Copy each line where the word "Forecast" occurs.

================================

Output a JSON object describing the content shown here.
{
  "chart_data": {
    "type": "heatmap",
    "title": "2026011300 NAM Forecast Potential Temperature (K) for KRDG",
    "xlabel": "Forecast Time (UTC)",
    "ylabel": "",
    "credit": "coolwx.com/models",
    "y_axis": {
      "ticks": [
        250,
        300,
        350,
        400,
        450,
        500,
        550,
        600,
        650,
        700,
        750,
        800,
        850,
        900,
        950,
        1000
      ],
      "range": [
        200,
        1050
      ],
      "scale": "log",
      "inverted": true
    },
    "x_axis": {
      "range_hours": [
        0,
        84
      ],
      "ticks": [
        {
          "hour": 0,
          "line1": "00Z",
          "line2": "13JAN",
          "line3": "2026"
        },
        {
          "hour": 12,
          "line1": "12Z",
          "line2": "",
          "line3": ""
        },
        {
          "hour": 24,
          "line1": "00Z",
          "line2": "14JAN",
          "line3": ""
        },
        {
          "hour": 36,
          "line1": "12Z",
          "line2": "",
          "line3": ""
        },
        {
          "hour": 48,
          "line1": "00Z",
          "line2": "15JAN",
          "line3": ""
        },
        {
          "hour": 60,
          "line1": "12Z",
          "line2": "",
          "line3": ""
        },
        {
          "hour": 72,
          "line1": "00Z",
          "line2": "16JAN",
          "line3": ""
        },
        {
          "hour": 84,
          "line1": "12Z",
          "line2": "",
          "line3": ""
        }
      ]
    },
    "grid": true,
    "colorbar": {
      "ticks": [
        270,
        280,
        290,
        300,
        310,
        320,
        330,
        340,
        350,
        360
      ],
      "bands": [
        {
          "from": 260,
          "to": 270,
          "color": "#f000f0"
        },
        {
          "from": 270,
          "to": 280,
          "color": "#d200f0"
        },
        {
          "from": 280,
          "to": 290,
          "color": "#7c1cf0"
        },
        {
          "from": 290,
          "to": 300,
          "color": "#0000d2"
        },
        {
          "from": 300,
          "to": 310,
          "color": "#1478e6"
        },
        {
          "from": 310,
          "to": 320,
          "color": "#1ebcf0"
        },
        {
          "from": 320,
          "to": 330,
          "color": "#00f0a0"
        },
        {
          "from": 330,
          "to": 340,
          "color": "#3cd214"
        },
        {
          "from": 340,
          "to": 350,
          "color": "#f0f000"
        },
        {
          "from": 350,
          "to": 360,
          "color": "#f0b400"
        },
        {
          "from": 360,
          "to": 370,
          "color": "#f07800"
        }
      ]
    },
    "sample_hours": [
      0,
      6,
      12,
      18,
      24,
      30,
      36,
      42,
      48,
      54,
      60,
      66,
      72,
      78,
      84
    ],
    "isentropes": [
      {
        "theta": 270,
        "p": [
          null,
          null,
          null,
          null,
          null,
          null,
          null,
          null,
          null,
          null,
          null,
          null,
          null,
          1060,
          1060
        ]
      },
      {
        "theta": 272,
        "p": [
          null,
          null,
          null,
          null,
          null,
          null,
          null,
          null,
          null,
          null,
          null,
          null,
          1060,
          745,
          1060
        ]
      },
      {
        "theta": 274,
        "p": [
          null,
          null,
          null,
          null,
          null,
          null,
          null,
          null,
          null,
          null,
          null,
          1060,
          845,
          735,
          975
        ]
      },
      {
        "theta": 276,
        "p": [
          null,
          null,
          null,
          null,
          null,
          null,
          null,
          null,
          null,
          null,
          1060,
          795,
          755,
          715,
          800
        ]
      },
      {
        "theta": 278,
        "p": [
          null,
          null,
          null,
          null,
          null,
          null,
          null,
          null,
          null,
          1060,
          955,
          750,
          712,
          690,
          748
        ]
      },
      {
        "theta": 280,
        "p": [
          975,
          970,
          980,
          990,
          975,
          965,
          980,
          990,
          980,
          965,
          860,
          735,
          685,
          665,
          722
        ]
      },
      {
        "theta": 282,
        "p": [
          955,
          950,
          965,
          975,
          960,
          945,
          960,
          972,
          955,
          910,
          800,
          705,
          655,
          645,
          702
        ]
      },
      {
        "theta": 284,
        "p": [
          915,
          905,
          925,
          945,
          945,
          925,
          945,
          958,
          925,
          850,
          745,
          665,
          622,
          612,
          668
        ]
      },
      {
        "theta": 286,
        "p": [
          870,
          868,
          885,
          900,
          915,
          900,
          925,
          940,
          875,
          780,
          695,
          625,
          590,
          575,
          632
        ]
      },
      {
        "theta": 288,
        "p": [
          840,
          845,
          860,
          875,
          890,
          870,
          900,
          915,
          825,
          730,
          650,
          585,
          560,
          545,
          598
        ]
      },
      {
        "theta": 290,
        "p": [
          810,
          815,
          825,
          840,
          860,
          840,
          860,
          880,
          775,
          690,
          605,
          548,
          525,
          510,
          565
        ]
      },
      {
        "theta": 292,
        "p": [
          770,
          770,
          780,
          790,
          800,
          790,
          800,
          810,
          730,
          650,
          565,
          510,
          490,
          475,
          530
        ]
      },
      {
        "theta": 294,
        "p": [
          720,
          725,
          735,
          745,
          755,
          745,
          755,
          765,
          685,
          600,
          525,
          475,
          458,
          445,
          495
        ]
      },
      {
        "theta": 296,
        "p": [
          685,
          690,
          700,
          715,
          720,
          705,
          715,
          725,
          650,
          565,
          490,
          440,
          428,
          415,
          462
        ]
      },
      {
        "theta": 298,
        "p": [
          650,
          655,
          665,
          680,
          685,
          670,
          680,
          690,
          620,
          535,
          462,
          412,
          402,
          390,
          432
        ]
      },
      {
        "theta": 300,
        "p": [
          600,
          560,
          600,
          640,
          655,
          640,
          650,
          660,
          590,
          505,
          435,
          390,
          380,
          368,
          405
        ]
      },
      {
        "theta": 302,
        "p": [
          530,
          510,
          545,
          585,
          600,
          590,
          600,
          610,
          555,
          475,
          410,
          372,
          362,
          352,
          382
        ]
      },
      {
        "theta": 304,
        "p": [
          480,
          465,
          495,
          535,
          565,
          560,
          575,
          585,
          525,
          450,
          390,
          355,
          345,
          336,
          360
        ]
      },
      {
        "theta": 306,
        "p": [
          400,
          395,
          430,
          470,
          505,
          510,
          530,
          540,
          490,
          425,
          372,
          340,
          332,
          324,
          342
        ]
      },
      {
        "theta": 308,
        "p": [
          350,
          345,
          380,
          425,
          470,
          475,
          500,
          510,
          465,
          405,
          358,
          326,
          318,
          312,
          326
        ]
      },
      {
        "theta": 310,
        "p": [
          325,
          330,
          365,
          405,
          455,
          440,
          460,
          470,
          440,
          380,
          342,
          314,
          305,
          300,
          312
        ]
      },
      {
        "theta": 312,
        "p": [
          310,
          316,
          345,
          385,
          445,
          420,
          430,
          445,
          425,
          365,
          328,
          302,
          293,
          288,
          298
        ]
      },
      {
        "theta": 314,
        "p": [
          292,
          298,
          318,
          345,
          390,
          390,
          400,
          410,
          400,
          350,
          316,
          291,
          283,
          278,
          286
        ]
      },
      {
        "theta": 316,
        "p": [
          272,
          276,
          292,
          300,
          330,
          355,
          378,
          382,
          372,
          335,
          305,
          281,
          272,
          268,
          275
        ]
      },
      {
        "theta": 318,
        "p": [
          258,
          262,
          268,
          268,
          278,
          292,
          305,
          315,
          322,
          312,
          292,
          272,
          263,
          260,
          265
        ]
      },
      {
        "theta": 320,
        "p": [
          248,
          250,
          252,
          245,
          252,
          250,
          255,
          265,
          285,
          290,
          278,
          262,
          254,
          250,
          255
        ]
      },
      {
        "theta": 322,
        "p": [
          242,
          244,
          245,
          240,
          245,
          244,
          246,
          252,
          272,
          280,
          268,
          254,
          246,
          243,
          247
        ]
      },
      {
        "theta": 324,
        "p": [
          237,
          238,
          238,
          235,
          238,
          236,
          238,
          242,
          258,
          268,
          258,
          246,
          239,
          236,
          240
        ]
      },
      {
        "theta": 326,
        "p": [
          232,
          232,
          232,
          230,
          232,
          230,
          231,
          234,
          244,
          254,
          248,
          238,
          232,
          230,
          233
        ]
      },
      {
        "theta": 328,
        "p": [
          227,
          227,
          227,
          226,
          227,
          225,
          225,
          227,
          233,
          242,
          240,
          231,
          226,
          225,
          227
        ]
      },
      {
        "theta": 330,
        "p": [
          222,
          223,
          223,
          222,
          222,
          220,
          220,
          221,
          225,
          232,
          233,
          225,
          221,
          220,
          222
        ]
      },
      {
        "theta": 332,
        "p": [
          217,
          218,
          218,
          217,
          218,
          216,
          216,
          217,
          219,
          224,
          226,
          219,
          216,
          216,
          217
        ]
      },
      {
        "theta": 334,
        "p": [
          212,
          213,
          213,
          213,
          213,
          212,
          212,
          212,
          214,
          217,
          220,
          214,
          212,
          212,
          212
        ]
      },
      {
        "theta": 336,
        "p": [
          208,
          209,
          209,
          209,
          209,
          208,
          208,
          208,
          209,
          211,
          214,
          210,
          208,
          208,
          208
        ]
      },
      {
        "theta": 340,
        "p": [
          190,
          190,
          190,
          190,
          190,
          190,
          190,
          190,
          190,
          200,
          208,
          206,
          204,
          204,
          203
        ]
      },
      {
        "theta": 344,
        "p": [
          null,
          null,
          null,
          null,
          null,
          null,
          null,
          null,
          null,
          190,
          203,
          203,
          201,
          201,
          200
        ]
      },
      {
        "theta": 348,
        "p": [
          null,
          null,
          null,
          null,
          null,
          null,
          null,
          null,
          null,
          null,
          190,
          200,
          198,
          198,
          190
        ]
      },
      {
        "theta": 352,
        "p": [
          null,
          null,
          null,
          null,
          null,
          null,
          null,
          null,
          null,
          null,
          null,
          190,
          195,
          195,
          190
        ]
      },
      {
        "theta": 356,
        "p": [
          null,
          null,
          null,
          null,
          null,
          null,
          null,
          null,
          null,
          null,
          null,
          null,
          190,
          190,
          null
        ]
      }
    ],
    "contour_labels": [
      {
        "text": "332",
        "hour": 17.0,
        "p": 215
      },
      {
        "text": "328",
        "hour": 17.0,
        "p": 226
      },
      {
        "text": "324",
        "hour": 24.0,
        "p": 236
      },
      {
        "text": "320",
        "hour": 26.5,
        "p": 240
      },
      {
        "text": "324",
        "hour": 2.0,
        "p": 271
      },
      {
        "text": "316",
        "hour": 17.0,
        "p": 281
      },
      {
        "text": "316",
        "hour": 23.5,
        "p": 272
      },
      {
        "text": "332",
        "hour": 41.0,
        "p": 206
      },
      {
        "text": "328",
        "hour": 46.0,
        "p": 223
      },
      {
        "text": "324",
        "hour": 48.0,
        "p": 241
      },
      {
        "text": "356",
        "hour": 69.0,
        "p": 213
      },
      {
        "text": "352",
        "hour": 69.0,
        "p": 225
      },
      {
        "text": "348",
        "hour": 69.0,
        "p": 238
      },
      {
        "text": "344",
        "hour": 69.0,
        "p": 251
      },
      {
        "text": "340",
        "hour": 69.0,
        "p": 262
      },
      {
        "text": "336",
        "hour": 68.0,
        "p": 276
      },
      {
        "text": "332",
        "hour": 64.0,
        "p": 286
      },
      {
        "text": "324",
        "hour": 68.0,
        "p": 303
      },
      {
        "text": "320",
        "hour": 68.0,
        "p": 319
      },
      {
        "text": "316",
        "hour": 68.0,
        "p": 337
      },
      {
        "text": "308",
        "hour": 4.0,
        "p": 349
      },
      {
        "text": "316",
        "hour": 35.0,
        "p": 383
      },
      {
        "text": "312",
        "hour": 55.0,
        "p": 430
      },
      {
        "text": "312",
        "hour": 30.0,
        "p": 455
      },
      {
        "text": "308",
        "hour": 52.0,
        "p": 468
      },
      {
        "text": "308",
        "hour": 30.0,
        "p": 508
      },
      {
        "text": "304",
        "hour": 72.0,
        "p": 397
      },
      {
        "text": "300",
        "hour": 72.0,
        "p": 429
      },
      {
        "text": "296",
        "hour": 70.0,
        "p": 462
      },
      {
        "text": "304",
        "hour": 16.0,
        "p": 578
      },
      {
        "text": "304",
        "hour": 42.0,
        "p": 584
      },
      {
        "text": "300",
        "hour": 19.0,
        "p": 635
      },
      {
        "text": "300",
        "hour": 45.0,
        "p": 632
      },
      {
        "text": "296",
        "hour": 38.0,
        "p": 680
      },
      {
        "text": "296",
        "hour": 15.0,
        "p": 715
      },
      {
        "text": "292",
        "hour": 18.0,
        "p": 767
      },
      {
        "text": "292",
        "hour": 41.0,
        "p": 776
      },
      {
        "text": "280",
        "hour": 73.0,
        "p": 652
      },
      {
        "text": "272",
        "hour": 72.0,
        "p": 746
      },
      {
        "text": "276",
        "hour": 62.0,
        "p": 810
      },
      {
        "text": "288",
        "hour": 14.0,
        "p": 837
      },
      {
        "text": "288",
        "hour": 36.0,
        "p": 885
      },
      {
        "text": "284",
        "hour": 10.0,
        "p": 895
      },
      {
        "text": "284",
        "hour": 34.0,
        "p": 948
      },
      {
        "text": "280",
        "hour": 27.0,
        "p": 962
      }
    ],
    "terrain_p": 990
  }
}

================================

**TASK RESPONSE**
    "title": "2026011300 NAM Forecast Potential Temperature (K) for KRDG",
    "xlabel": "Forecast Time (UTC)",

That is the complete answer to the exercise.